### [AIM OF THE EXERCISE]
Pull each line holding "todos" out of the entries below.

INPUT MATERIAL Start Marker

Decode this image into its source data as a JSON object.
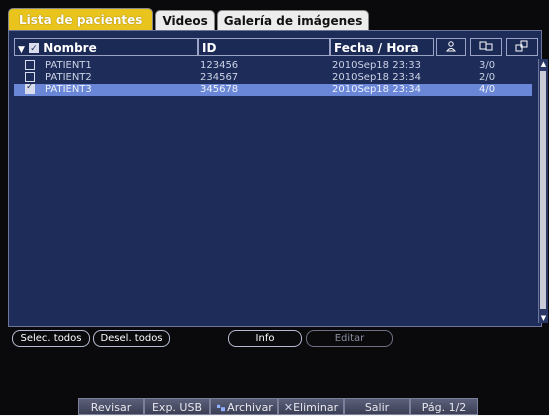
{
  "tabs": [
    {
      "label": "Lista de pacientes",
      "active": true
    },
    {
      "label": "Videos",
      "active": false
    },
    {
      "label": "Galería de imágenes",
      "active": false
    }
  ],
  "columns": {
    "name": "Nombre",
    "id": "ID",
    "date": "Fecha / Hora",
    "icons": [
      "person-icon",
      "image-icon",
      "gallery-icon"
    ]
  },
  "patients": [
    {
      "name": "PATIENT1",
      "id": "123456",
      "date": "2010Sep18  23:33",
      "count": "3/0",
      "checked": false,
      "selected": false
    },
    {
      "name": "PATIENT2",
      "id": "234567",
      "date": "2010Sep18  23:34",
      "count": "2/0",
      "checked": false,
      "selected": false
    },
    {
      "name": "PATIENT3",
      "id": "345678",
      "date": "2010Sep18  23:34",
      "count": "4/0",
      "checked": true,
      "selected": true
    }
  ],
  "buttons": {
    "select_all": "Selec. todos",
    "deselect_all": "Desel. todos",
    "info": "Info",
    "edit": "Editar"
  },
  "toolbar": {
    "review": "Revisar",
    "usb": "Exp. USB",
    "archive": "Archivar",
    "delete": "Eliminar",
    "exit": "Salir",
    "page": "Pág. 1/2"
  },
  "colors": {
    "accent_tab": "#e8c41c",
    "panel": "#1d2c58",
    "selected_row": "#6a86d6"
  }
}
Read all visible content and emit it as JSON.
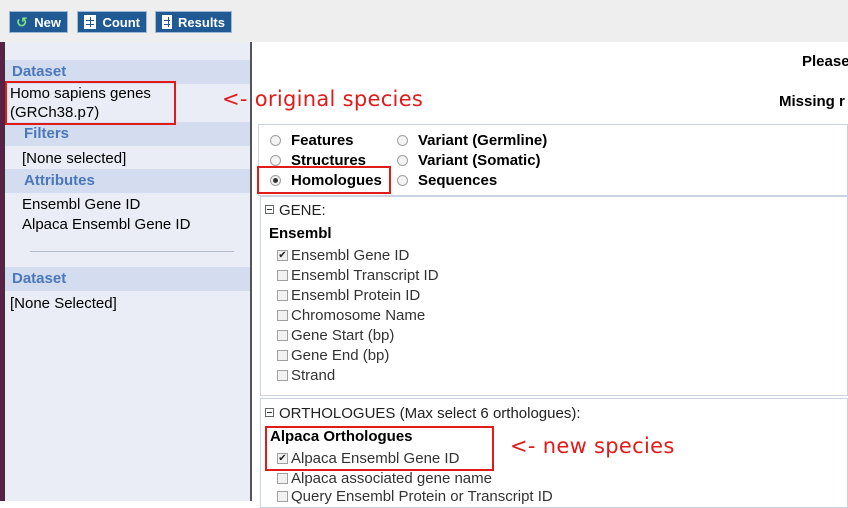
{
  "toolbar": {
    "new_label": "New",
    "count_label": "Count",
    "results_label": "Results"
  },
  "left_panel": {
    "dataset1_head": "Dataset",
    "dataset1_line1": "Homo sapiens genes",
    "dataset1_line2": "(GRCh38.p7)",
    "filters_head": "Filters",
    "filters_value": "[None selected]",
    "attributes_head": "Attributes",
    "attributes": [
      "Ensembl Gene ID",
      "Alpaca Ensembl Gene ID"
    ],
    "dataset2_head": "Dataset",
    "dataset2_value": "[None Selected]"
  },
  "right_panel": {
    "please_text": "Please",
    "missing_text": "Missing r",
    "radios": [
      {
        "label": "Features",
        "selected": false
      },
      {
        "label": "Structures",
        "selected": false
      },
      {
        "label": "Homologues",
        "selected": true
      },
      {
        "label": "Variant (Germline)",
        "selected": false
      },
      {
        "label": "Variant (Somatic)",
        "selected": false
      },
      {
        "label": "Sequences",
        "selected": false
      }
    ],
    "gene_header": "GENE:",
    "ensembl_label": "Ensembl",
    "gene_fields": [
      {
        "label": "Ensembl Gene ID",
        "checked": true
      },
      {
        "label": "Ensembl Transcript ID",
        "checked": false
      },
      {
        "label": "Ensembl Protein ID",
        "checked": false
      },
      {
        "label": "Chromosome Name",
        "checked": false
      },
      {
        "label": "Gene Start (bp)",
        "checked": false
      },
      {
        "label": "Gene End (bp)",
        "checked": false
      },
      {
        "label": "Strand",
        "checked": false
      }
    ],
    "orthologues_header": "ORTHOLOGUES (Max select 6 orthologues):",
    "alpaca_label": "Alpaca Orthologues",
    "alpaca_fields": [
      {
        "label": "Alpaca Ensembl Gene ID",
        "checked": true
      },
      {
        "label": "Alpaca associated gene name",
        "checked": false
      },
      {
        "label": "Query Ensembl Protein or Transcript ID",
        "checked": false
      }
    ]
  },
  "annotations": {
    "original": "<- original species",
    "new": "<- new species"
  },
  "colors": {
    "toolbar_button": "#1f5a94",
    "section_header_text": "#4a78bb",
    "annotation_red": "#e11a1a"
  }
}
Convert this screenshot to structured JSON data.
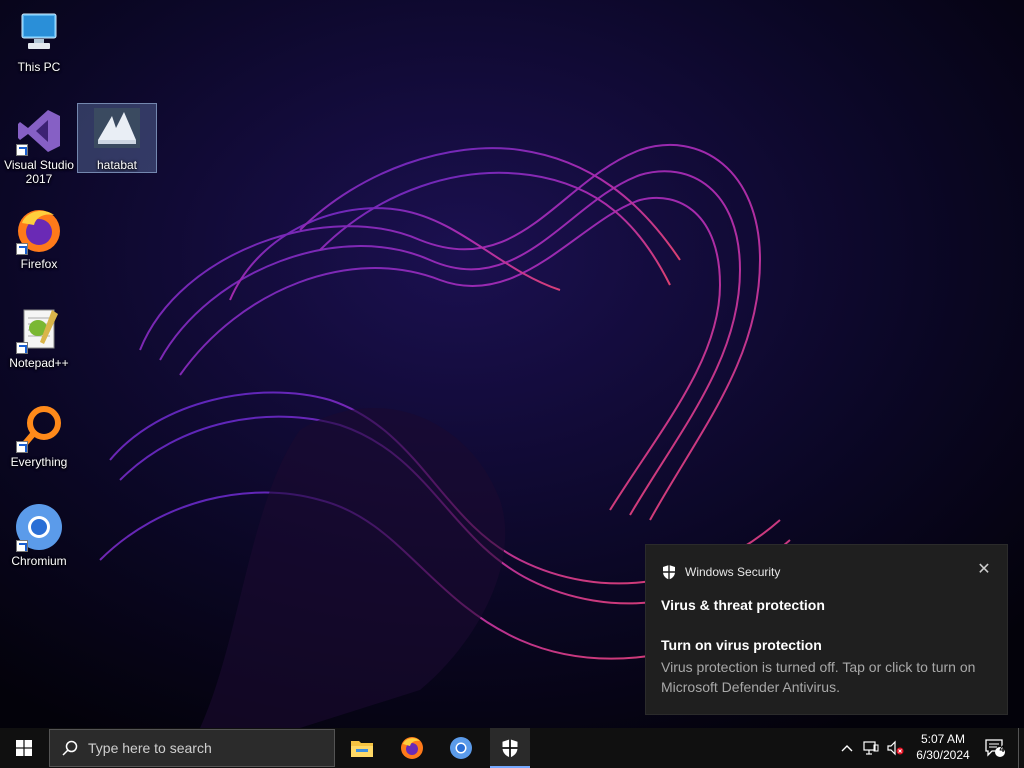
{
  "desktop": {
    "icons": [
      {
        "label": "This PC",
        "icon": "this-pc-icon"
      },
      {
        "label": "Visual Studio 2017",
        "icon": "visual-studio-icon"
      },
      {
        "label": "hatabat",
        "icon": "hatabat-icon"
      },
      {
        "label": "Firefox",
        "icon": "firefox-icon"
      },
      {
        "label": "Notepad++",
        "icon": "notepadpp-icon"
      },
      {
        "label": "Everything",
        "icon": "everything-icon"
      },
      {
        "label": "Chromium",
        "icon": "chromium-icon"
      }
    ]
  },
  "notification": {
    "app_name": "Windows Security",
    "title": "Virus & threat protection",
    "subtitle": "Turn on virus protection",
    "body": "Virus protection is turned off. Tap or click to turn on Microsoft Defender Antivirus.",
    "close_glyph": "✕"
  },
  "taskbar": {
    "search_placeholder": "Type here to search",
    "pinned": [
      "file-explorer-icon",
      "firefox-icon",
      "chromium-icon",
      "windows-security-icon"
    ],
    "clock": {
      "time": "5:07 AM",
      "date": "6/30/2024"
    },
    "notification_count": "4"
  },
  "colors": {
    "accent": "#76a9ff",
    "toast_bg": "#1f1f1f",
    "taskbar_bg": "#101010"
  }
}
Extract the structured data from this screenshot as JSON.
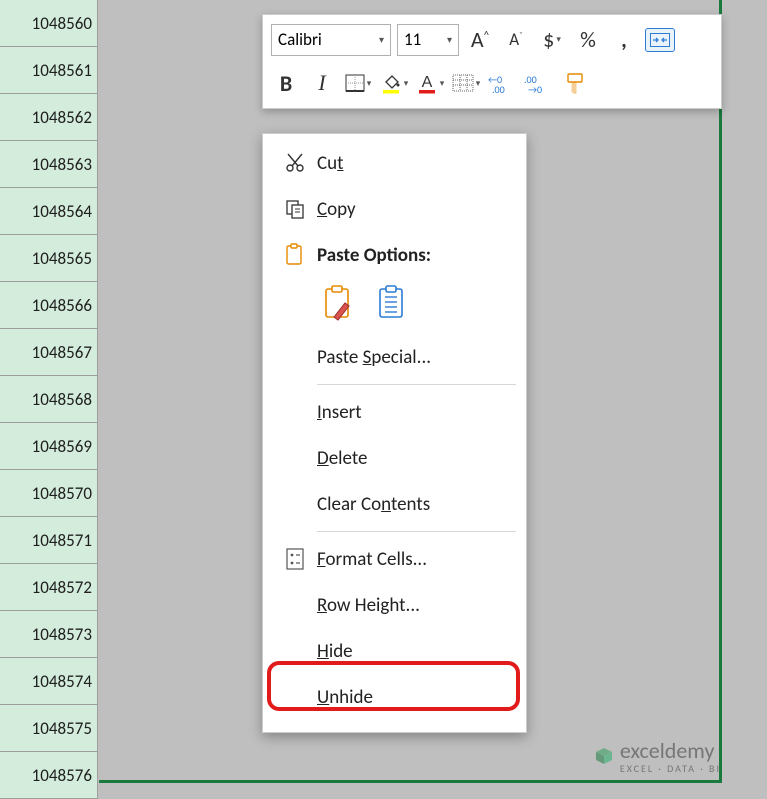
{
  "rows": [
    "1048560",
    "1048561",
    "1048562",
    "1048563",
    "1048564",
    "1048565",
    "1048566",
    "1048567",
    "1048568",
    "1048569",
    "1048570",
    "1048571",
    "1048572",
    "1048573",
    "1048574",
    "1048575",
    "1048576"
  ],
  "miniToolbar": {
    "fontName": "Calibri",
    "fontSize": "11"
  },
  "contextMenu": {
    "cut": "Cut",
    "copy": "Copy",
    "pasteOptions": "Paste Options:",
    "pasteSpecial": "Paste Special...",
    "insert": "Insert",
    "delete": "Delete",
    "clearContents": "Clear Contents",
    "formatCells": "Format Cells...",
    "rowHeight": "Row Height...",
    "hide": "Hide",
    "unhide": "Unhide"
  },
  "watermark": {
    "brand": "exceldemy",
    "tag": "EXCEL · DATA · BI"
  }
}
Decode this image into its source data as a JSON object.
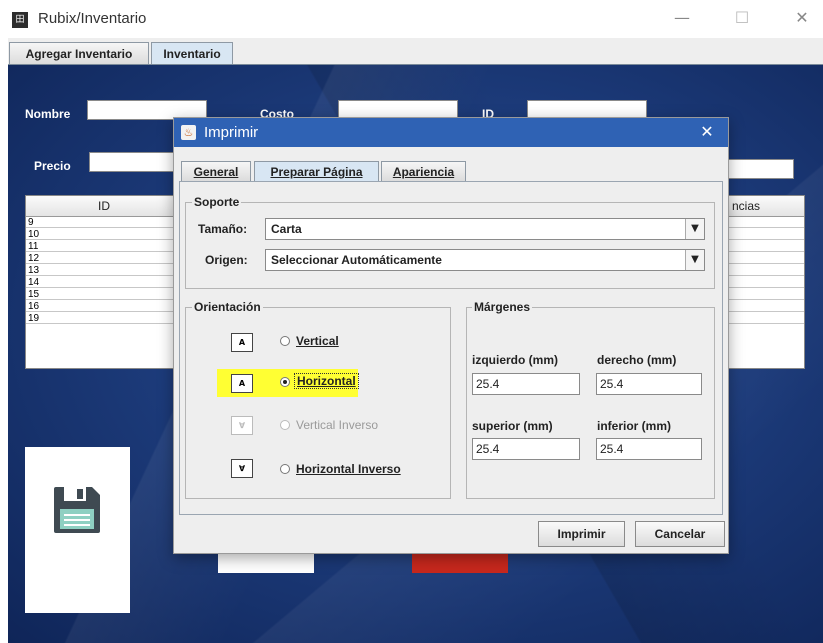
{
  "window": {
    "title": "Rubix/Inventario",
    "minimize": "—",
    "maximize": "☐",
    "close": "✕"
  },
  "main_tabs": [
    {
      "label": "Agregar Inventario"
    },
    {
      "label": "Inventario"
    }
  ],
  "form": {
    "nombre": "Nombre",
    "costo": "Costo",
    "id": "ID",
    "precio": "Precio"
  },
  "table": {
    "columns": [
      "ID",
      "ncias"
    ],
    "rows": [
      "9",
      "10",
      "11",
      "12",
      "13",
      "14",
      "15",
      "16",
      "19"
    ]
  },
  "dialog": {
    "title": "Imprimir",
    "close": "✕",
    "tabs": [
      {
        "label": "General"
      },
      {
        "label": "Preparar Página"
      },
      {
        "label": "Apariencia"
      }
    ],
    "soporte": {
      "title": "Soporte",
      "tamano_label": "Tamaño:",
      "tamano_value": "Carta",
      "origen_label": "Origen:",
      "origen_value": "Seleccionar Automáticamente"
    },
    "orientacion": {
      "title": "Orientación",
      "options": [
        {
          "label": "Vertical",
          "icon": "A",
          "selected": false,
          "enabled": true
        },
        {
          "label": "Horizontal",
          "icon": "A",
          "selected": true,
          "enabled": true
        },
        {
          "label": "Vertical Inverso",
          "icon": "∀",
          "selected": false,
          "enabled": false
        },
        {
          "label": "Horizontal Inverso",
          "icon": "∀",
          "selected": false,
          "enabled": true
        }
      ],
      "highlight_color": "#ffff33"
    },
    "margenes": {
      "title": "Márgenes",
      "izquierdo_label": "izquierdo (mm)",
      "izquierdo_value": "25.4",
      "derecho_label": "derecho (mm)",
      "derecho_value": "25.4",
      "superior_label": "superior (mm)",
      "superior_value": "25.4",
      "inferior_label": "inferior (mm)",
      "inferior_value": "25.4"
    },
    "buttons": {
      "print": "Imprimir",
      "cancel": "Cancelar"
    }
  },
  "colors": {
    "dialog_titlebar": "#2f62b4",
    "background": "#1d3c7c",
    "save_button_red": "#c7281d"
  }
}
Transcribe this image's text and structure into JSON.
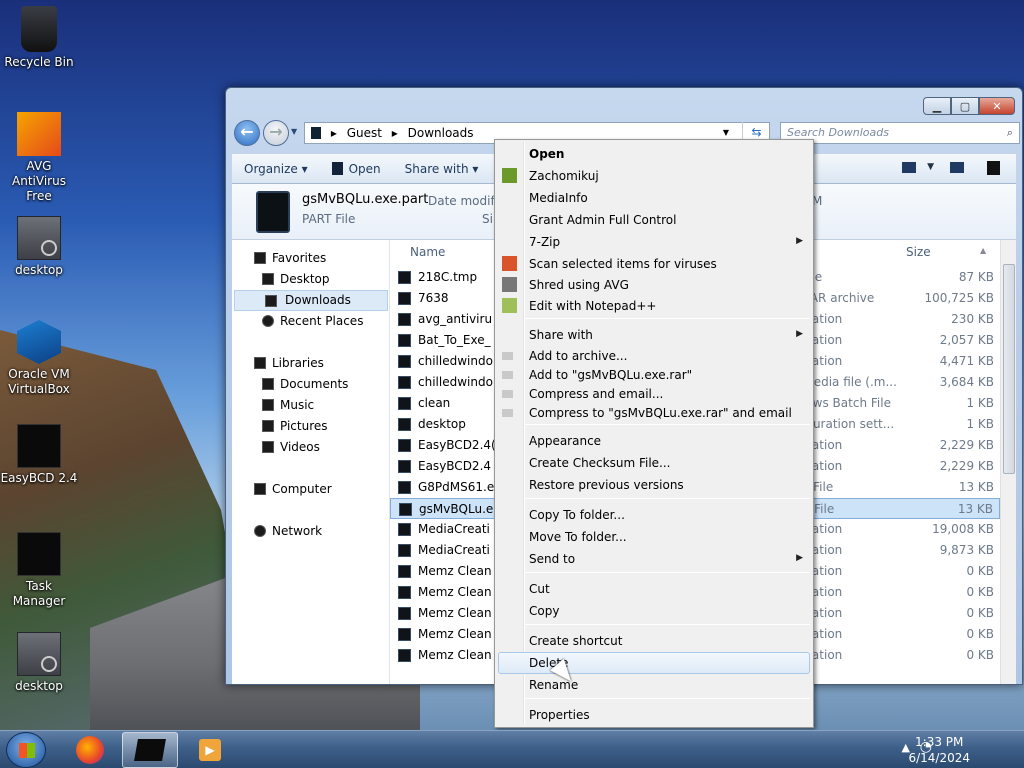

INPUT MATERIAL End Marker

### [EXERCISE SOLUTION]
    "select_all": "Selec. todos",
    "deselect_all": "Desel. todos",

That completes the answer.